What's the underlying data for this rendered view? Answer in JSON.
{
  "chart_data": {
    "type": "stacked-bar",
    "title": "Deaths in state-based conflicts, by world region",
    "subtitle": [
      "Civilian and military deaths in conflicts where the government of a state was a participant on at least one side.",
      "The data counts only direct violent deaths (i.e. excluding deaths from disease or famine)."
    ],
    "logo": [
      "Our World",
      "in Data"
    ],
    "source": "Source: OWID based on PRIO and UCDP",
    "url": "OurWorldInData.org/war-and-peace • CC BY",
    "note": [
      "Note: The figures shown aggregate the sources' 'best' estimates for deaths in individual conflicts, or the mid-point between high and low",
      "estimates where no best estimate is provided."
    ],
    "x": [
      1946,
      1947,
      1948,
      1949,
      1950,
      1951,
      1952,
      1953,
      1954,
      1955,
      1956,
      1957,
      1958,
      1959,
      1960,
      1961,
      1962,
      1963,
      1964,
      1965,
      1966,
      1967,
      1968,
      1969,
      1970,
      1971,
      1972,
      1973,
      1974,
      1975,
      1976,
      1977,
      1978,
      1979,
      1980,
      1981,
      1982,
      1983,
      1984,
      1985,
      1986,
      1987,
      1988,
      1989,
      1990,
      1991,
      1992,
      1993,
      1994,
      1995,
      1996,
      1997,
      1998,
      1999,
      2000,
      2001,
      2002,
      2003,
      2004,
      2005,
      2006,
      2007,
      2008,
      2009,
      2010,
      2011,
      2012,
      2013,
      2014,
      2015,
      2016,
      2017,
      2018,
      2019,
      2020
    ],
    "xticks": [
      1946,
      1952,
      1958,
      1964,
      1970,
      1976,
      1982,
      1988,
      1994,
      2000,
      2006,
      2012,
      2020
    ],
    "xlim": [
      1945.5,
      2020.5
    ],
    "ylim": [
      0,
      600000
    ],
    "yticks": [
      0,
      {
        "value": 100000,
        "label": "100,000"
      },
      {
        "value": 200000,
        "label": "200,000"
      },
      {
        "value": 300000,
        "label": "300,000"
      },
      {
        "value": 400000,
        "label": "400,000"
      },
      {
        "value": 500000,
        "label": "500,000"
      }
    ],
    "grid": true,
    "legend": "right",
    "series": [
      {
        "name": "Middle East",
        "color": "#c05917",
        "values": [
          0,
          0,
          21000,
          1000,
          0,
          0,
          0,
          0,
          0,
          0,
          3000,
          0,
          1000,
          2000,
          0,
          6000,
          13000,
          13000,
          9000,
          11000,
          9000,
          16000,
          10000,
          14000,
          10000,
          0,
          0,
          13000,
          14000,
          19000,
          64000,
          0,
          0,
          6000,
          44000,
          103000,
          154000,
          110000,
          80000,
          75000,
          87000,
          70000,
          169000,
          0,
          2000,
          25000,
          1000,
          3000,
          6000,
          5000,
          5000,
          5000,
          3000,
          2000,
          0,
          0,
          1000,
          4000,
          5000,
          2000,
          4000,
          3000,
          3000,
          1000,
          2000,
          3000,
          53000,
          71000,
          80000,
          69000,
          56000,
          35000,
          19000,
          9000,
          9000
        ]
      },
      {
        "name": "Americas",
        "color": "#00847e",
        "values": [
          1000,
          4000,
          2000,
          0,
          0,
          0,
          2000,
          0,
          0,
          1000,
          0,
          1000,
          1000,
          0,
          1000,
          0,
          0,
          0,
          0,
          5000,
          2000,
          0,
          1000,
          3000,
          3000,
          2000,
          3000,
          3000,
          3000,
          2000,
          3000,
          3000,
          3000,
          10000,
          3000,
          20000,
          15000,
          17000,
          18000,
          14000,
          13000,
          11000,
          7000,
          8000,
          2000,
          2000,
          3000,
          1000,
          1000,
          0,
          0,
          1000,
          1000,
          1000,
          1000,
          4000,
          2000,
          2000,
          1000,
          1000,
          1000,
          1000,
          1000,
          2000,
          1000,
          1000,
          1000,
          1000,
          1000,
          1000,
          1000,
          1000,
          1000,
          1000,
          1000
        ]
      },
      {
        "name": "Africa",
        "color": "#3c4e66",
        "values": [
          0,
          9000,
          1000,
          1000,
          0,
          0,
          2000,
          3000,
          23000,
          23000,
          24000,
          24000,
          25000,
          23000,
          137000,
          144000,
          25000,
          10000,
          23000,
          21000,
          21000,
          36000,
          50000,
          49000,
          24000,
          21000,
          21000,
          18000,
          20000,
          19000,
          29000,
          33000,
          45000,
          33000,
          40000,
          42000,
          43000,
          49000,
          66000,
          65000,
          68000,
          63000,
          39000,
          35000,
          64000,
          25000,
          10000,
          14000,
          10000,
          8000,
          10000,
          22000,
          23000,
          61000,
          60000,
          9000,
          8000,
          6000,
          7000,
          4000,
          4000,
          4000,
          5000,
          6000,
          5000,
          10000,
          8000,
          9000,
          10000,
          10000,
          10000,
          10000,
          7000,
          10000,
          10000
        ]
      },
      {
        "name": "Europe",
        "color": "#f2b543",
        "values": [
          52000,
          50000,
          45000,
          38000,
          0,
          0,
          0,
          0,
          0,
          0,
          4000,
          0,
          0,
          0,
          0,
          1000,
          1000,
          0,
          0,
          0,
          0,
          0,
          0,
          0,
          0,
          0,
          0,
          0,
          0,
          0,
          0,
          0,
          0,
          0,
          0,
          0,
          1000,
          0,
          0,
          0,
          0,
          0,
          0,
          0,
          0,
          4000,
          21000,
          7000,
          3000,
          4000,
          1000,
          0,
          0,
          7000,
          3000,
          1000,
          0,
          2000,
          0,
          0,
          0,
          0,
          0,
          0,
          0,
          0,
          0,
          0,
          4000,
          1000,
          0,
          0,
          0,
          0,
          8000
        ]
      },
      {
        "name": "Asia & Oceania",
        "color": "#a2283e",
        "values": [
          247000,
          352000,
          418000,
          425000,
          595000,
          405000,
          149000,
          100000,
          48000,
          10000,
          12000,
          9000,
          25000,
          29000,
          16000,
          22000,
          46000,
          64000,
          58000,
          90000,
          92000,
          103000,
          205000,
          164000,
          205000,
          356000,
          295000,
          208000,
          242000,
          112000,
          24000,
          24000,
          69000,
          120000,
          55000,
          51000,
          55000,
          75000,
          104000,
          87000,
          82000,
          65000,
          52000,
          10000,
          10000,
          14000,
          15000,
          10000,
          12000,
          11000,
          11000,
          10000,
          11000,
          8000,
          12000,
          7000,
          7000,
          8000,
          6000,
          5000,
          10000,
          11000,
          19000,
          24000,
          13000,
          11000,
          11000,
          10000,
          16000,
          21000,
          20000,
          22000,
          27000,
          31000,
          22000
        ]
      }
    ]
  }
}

→ **Given task**
Using the material above, print every entry exactly as written.

→ **The solution**
What's the underlying data for this rendered view? Answer in JSON.
{
  "chart_data": {
    "type": "stacked-bar",
    "title": "Deaths in state-based conflicts, by world region",
    "subtitle": [
      "Civilian and military deaths in conflicts where the government of a state was a participant on at least one side.",
      "The data counts only direct violent deaths (i.e. excluding deaths from disease or famine)."
    ],
    "logo": [
      "Our World",
      "in Data"
    ],
    "source": "Source: OWID based on PRIO and UCDP",
    "url": "OurWorldInData.org/war-and-peace • CC BY",
    "note": [
      "Note: The figures shown aggregate the sources' 'best' estimates for deaths in individual conflicts, or the mid-point between high and low",
      "estimates where no best estimate is provided."
    ],
    "x": [
      1946,
      1947,
      1948,
      1949,
      1950,
      1951,
      1952,
      1953,
      1954,
      1955,
      1956,
      1957,
      1958,
      1959,
      1960,
      1961,
      1962,
      1963,
      1964,
      1965,
      1966,
      1967,
      1968,
      1969,
      1970,
      1971,
      1972,
      1973,
      1974,
      1975,
      1976,
      1977,
      1978,
      1979,
      1980,
      1981,
      1982,
      1983,
      1984,
      1985,
      1986,
      1987,
      1988,
      1989,
      1990,
      1991,
      1992,
      1993,
      1994,
      1995,
      1996,
      1997,
      1998,
      1999,
      2000,
      2001,
      2002,
      2003,
      2004,
      2005,
      2006,
      2007,
      2008,
      2009,
      2010,
      2011,
      2012,
      2013,
      2014,
      2015,
      2016,
      2017,
      2018,
      2019,
      2020
    ],
    "xticks": [
      1946,
      1952,
      1958,
      1964,
      1970,
      1976,
      1982,
      1988,
      1994,
      2000,
      2006,
      2012,
      2020
    ],
    "xlim": [
      1945.5,
      2020.5
    ],
    "ylim": [
      0,
      600000
    ],
    "yticks": [
      0,
      {
        "value": 100000,
        "label": "100,000"
      },
      {
        "value": 200000,
        "label": "200,000"
      },
      {
        "value": 300000,
        "label": "300,000"
      },
      {
        "value": 400000,
        "label": "400,000"
      },
      {
        "value": 500000,
        "label": "500,000"
      }
    ],
    "grid": true,
    "legend": "right",
    "series": [
      {
        "name": "Middle East",
        "color": "#c05917",
        "values": [
          0,
          0,
          21000,
          1000,
          0,
          0,
          0,
          0,
          0,
          0,
          3000,
          0,
          1000,
          2000,
          0,
          6000,
          13000,
          13000,
          9000,
          11000,
          9000,
          16000,
          10000,
          14000,
          10000,
          0,
          0,
          13000,
          14000,
          19000,
          64000,
          0,
          0,
          6000,
          44000,
          103000,
          154000,
          110000,
          80000,
          75000,
          87000,
          70000,
          169000,
          0,
          2000,
          25000,
          1000,
          3000,
          6000,
          5000,
          5000,
          5000,
          3000,
          2000,
          0,
          0,
          1000,
          4000,
          5000,
          2000,
          4000,
          3000,
          3000,
          1000,
          2000,
          3000,
          53000,
          71000,
          80000,
          69000,
          56000,
          35000,
          19000,
          9000,
          9000
        ]
      },
      {
        "name": "Americas",
        "color": "#00847e",
        "values": [
          1000,
          4000,
          2000,
          0,
          0,
          0,
          2000,
          0,
          0,
          1000,
          0,
          1000,
          1000,
          0,
          1000,
          0,
          0,
          0,
          0,
          5000,
          2000,
          0,
          1000,
          3000,
          3000,
          2000,
          3000,
          3000,
          3000,
          2000,
          3000,
          3000,
          3000,
          10000,
          3000,
          20000,
          15000,
          17000,
          18000,
          14000,
          13000,
          11000,
          7000,
          8000,
          2000,
          2000,
          3000,
          1000,
          1000,
          0,
          0,
          1000,
          1000,
          1000,
          1000,
          4000,
          2000,
          2000,
          1000,
          1000,
          1000,
          1000,
          1000,
          2000,
          1000,
          1000,
          1000,
          1000,
          1000,
          1000,
          1000,
          1000,
          1000,
          1000,
          1000
        ]
      },
      {
        "name": "Africa",
        "color": "#3c4e66",
        "values": [
          0,
          9000,
          1000,
          1000,
          0,
          0,
          2000,
          3000,
          23000,
          23000,
          24000,
          24000,
          25000,
          23000,
          137000,
          144000,
          25000,
          10000,
          23000,
          21000,
          21000,
          36000,
          50000,
          49000,
          24000,
          21000,
          21000,
          18000,
          20000,
          19000,
          29000,
          33000,
          45000,
          33000,
          40000,
          42000,
          43000,
          49000,
          66000,
          65000,
          68000,
          63000,
          39000,
          35000,
          64000,
          25000,
          10000,
          14000,
          10000,
          8000,
          10000,
          22000,
          23000,
          61000,
          60000,
          9000,
          8000,
          6000,
          7000,
          4000,
          4000,
          4000,
          5000,
          6000,
          5000,
          10000,
          8000,
          9000,
          10000,
          10000,
          10000,
          10000,
          7000,
          10000,
          10000
        ]
      },
      {
        "name": "Europe",
        "color": "#f2b543",
        "values": [
          52000,
          50000,
          45000,
          38000,
          0,
          0,
          0,
          0,
          0,
          0,
          4000,
          0,
          0,
          0,
          0,
          1000,
          1000,
          0,
          0,
          0,
          0,
          0,
          0,
          0,
          0,
          0,
          0,
          0,
          0,
          0,
          0,
          0,
          0,
          0,
          0,
          0,
          1000,
          0,
          0,
          0,
          0,
          0,
          0,
          0,
          0,
          4000,
          21000,
          7000,
          3000,
          4000,
          1000,
          0,
          0,
          7000,
          3000,
          1000,
          0,
          2000,
          0,
          0,
          0,
          0,
          0,
          0,
          0,
          0,
          0,
          0,
          4000,
          1000,
          0,
          0,
          0,
          0,
          8000
        ]
      },
      {
        "name": "Asia & Oceania",
        "color": "#a2283e",
        "values": [
          247000,
          352000,
          418000,
          425000,
          595000,
          405000,
          149000,
          100000,
          48000,
          10000,
          12000,
          9000,
          25000,
          29000,
          16000,
          22000,
          46000,
          64000,
          58000,
          90000,
          92000,
          103000,
          205000,
          164000,
          205000,
          356000,
          295000,
          208000,
          242000,
          112000,
          24000,
          24000,
          69000,
          120000,
          55000,
          51000,
          55000,
          75000,
          104000,
          87000,
          82000,
          65000,
          52000,
          10000,
          10000,
          14000,
          15000,
          10000,
          12000,
          11000,
          11000,
          10000,
          11000,
          8000,
          12000,
          7000,
          7000,
          8000,
          6000,
          5000,
          10000,
          11000,
          19000,
          24000,
          13000,
          11000,
          11000,
          10000,
          16000,
          21000,
          20000,
          22000,
          27000,
          31000,
          22000
        ]
      }
    ]
  }
}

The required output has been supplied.